GIVEN PROBLEM: In full and without deviation, write out the entries that follow.

AVAILABLE RECORDS:

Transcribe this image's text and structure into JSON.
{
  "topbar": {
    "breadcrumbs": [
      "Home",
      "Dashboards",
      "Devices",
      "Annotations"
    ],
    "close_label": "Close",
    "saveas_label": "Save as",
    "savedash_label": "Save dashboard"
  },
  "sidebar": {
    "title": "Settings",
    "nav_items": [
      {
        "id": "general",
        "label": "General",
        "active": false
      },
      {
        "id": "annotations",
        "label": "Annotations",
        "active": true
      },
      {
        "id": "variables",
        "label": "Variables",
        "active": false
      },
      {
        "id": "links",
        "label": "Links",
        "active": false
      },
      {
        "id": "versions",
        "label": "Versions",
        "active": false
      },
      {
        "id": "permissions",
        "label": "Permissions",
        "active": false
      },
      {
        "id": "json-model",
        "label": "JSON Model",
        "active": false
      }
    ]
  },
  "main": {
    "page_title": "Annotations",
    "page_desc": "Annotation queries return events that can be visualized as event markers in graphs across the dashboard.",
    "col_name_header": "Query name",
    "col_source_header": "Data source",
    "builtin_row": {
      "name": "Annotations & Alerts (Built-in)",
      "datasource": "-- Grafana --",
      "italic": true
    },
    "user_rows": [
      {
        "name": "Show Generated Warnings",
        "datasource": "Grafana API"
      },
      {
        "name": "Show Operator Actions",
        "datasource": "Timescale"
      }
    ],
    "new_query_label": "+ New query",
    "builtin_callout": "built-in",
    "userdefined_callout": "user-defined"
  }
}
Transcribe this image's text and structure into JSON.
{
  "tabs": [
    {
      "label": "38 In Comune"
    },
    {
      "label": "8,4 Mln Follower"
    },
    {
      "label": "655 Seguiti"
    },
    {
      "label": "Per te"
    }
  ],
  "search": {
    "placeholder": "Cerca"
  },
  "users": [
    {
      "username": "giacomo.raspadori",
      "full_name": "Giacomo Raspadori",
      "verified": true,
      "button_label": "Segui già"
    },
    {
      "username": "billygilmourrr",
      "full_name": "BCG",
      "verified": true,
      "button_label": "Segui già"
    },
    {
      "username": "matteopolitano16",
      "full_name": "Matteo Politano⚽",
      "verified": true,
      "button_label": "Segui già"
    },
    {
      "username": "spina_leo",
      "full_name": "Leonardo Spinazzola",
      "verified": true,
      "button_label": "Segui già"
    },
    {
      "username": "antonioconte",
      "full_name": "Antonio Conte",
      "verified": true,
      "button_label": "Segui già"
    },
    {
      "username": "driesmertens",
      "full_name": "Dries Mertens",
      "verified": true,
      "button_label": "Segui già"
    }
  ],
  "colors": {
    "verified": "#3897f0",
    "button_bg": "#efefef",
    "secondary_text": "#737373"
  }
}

EXERCISE RESULT:
Transcribe this image's text and structure into JSON.
{
  "topbar": {
    "breadcrumbs": [
      "Home",
      "Dashboards",
      "Devices",
      "Annotations"
    ],
    "close_label": "Close",
    "saveas_label": "Save as",
    "savedash_label": "Save dashboard"
  },
  "sidebar": {
    "title": "Settings",
    "nav_items": [
      {
        "id": "general",
        "label": "General",
        "active": false
      },
      {
        "id": "annotations",
        "label": "Annotations",
        "active": true
      },
      {
        "id": "variables",
        "label": "Variables",
        "active": false
      },
      {
        "id": "links",
        "label": "Links",
        "active": false
      },
      {
        "id": "versions",
        "label": "Versions",
        "active": false
      },
      {
        "id": "permissions",
        "label": "Permissions",
        "active": false
      },
      {
        "id": "json-model",
        "label": "JSON Model",
        "active": false
      }
    ]
  },
  "main": {
    "page_title": "Annotations",
    "page_desc": "Annotation queries return events that can be visualized as event markers in graphs across the dashboard.",
    "col_name_header": "Query name",
    "col_source_header": "Data source",
    "builtin_row": {
      "name": "Annotations & Alerts (Built-in)",
      "datasource": "-- Grafana --",
      "italic": true
    },
    "user_rows": [
      {
        "name": "Show Generated Warnings",
        "datasource": "Grafana API"
      },
      {
        "name": "Show Operator Actions",
        "datasource": "Timescale"
      }
    ],
    "new_query_label": "+ New query",
    "builtin_callout": "built-in",
    "userdefined_callout": "user-defined"
  }
}
Transcribe this image's text and structure into JSON.
{
  "tabs": [
    {
      "label": "38 In Comune"
    },
    {
      "label": "8,4 Mln Follower"
    },
    {
      "label": "655 Seguiti"
    },
    {
      "label": "Per te"
    }
  ],
  "search": {
    "placeholder": "Cerca"
  },
  "users": [
    {
      "username": "giacomo.raspadori",
      "full_name": "Giacomo Raspadori",
      "verified": true,
      "button_label": "Segui già"
    },
    {
      "username": "billygilmourrr",
      "full_name": "BCG",
      "verified": true,
      "button_label": "Segui già"
    },
    {
      "username": "matteopolitano16",
      "full_name": "Matteo Politano⚽",
      "verified": true,
      "button_label": "Segui già"
    },
    {
      "username": "spina_leo",
      "full_name": "Leonardo Spinazzola",
      "verified": true,
      "button_label": "Segui già"
    },
    {
      "username": "antonioconte",
      "full_name": "Antonio Conte",
      "verified": true,
      "button_label": "Segui già"
    },
    {
      "username": "driesmertens",
      "full_name": "Dries Mertens",
      "verified": true,
      "button_label": "Segui già"
    }
  ],
  "colors": {
    "verified": "#3897f0",
    "button_bg": "#efefef",
    "secondary_text": "#737373"
  }
}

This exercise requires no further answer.